▸ Stated exercise:
Please say how many lines of the listing hold "this", with no other words in the answer.

--------

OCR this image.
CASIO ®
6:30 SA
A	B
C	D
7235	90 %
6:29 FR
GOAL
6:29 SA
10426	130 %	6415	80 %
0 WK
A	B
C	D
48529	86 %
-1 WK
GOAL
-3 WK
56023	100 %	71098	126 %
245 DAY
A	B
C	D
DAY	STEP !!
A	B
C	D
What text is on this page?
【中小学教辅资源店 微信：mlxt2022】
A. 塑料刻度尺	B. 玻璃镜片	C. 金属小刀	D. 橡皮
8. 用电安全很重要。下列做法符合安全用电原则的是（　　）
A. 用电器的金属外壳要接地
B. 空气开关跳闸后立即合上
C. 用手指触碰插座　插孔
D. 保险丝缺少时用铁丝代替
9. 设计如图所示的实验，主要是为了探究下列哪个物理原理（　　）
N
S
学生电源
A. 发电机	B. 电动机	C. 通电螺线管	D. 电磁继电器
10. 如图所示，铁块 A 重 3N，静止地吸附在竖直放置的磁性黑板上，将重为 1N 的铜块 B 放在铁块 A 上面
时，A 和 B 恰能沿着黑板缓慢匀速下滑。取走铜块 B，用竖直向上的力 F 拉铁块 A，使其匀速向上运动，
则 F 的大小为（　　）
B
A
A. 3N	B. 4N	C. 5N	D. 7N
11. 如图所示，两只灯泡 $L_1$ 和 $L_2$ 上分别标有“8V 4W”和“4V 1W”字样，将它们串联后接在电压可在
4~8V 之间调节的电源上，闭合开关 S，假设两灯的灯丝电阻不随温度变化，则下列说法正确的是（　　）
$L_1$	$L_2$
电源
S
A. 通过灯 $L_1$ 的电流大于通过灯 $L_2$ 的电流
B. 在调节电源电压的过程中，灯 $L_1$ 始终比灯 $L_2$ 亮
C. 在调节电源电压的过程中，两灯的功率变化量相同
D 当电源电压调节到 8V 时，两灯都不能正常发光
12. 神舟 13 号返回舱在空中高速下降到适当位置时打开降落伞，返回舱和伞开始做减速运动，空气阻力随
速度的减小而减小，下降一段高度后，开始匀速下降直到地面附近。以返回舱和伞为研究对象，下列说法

--------

▸ Result:
2